Records that describe figures:
--*--

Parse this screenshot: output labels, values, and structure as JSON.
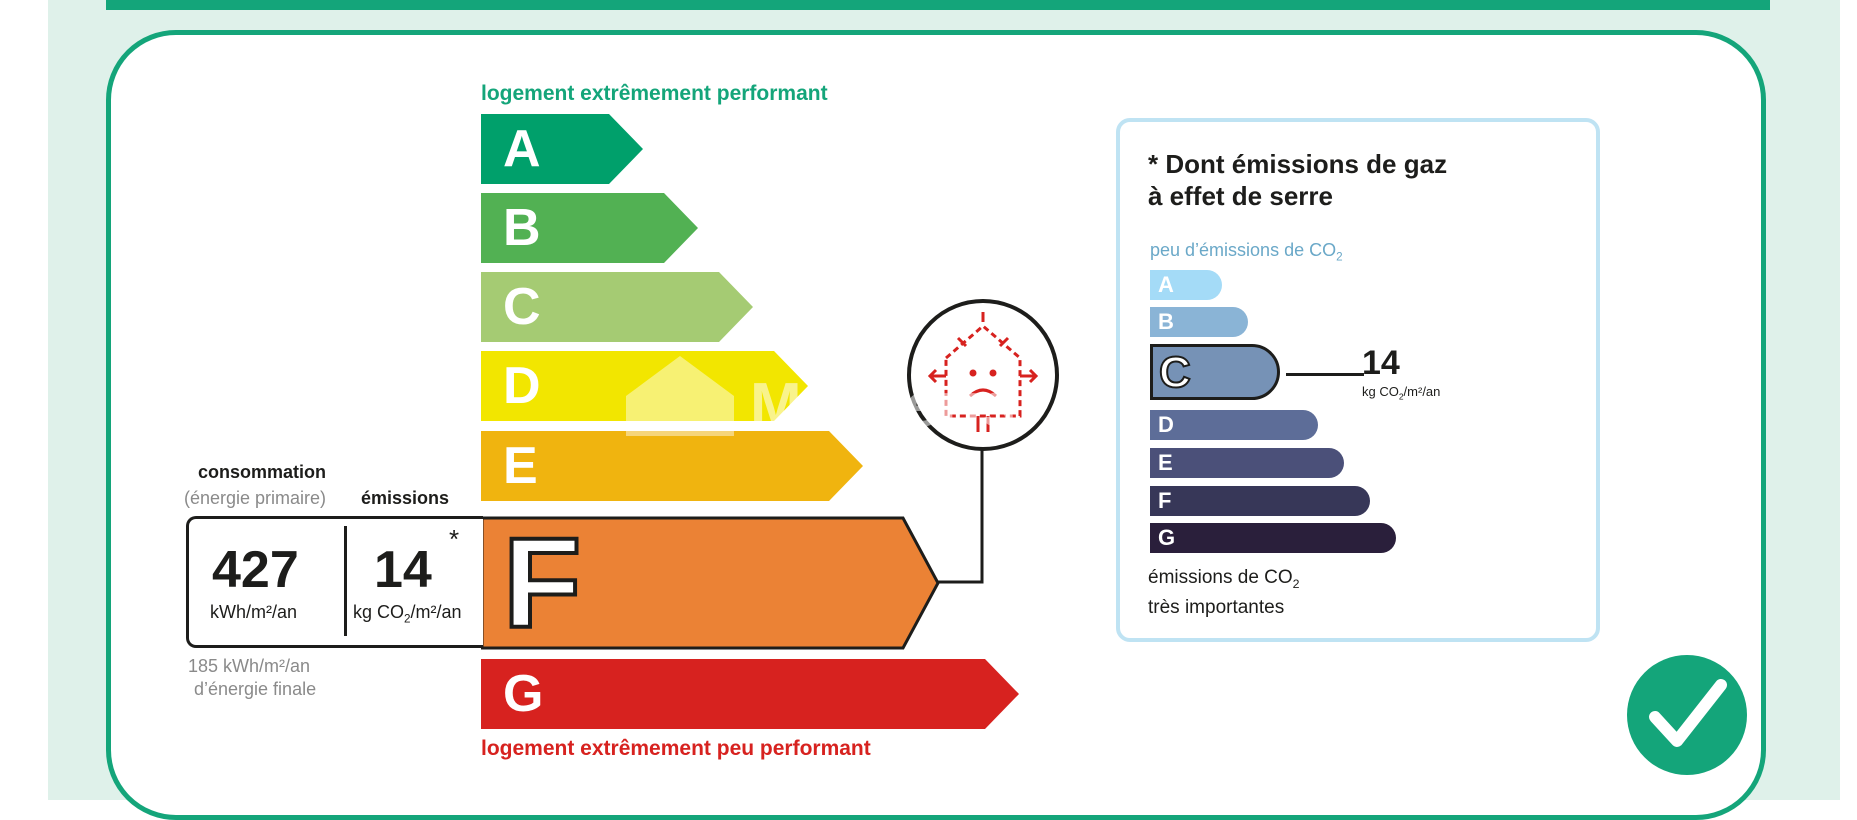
{
  "dpe": {
    "top_caption": "logement extrêmement performant",
    "bottom_caption": "logement extrêmement peu performant",
    "classes": [
      {
        "letter": "A",
        "color": "#00a06b"
      },
      {
        "letter": "B",
        "color": "#52b153"
      },
      {
        "letter": "C",
        "color": "#a5cb73"
      },
      {
        "letter": "D",
        "color": "#f2e600"
      },
      {
        "letter": "E",
        "color": "#f0b40f"
      },
      {
        "letter": "F",
        "color": "#eb8235"
      },
      {
        "letter": "G",
        "color": "#d7221f"
      }
    ],
    "current_class": "F",
    "indicator_icon": "sad-house-icon"
  },
  "consumption": {
    "label": "consommation",
    "sublabel": "(énergie primaire)",
    "value": "427",
    "unit": "kWh/m²/an",
    "final_energy_line1": "185 kWh/m²/an",
    "final_energy_line2": "d’énergie finale"
  },
  "emissions": {
    "label": "émissions",
    "value": "14",
    "asterisk": "*",
    "unit_prefix": "kg CO",
    "unit_sub": "2",
    "unit_suffix": "/m²/an"
  },
  "ges": {
    "title_line1": "* Dont émissions de gaz",
    "title_line2": "à effet de serre",
    "top_caption_prefix": "peu d’émissions de CO",
    "top_caption_sub": "2",
    "bottom_caption_line1_prefix": "émissions de CO",
    "bottom_caption_line1_sub": "2",
    "bottom_caption_line2": "très importantes",
    "classes": [
      {
        "letter": "A",
        "color": "#a4dbf7"
      },
      {
        "letter": "B",
        "color": "#8ab4d6"
      },
      {
        "letter": "C",
        "color": "#7692b6"
      },
      {
        "letter": "D",
        "color": "#5d6d98"
      },
      {
        "letter": "E",
        "color": "#4b5079"
      },
      {
        "letter": "F",
        "color": "#373758"
      },
      {
        "letter": "G",
        "color": "#2a1f3b"
      }
    ],
    "current_class": "C",
    "value": "14",
    "unit_prefix": "kg CO",
    "unit_sub": "2",
    "unit_suffix": "/m²/an"
  },
  "watermark": "M      eris",
  "check_icon": "checkmark-icon",
  "colors": {
    "brand_green": "#14a57a",
    "panel_border": "#bfe3f3",
    "dark": "#1d1d1b"
  }
}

--*--

**STATED GOAL**
Look through the material above and pick out each line holding the word "extrêmement".

**CORRECT RESPONSE**
    "top_caption": "logement extrêmement performant",
    "bottom_caption": "logement extrêmement peu performant",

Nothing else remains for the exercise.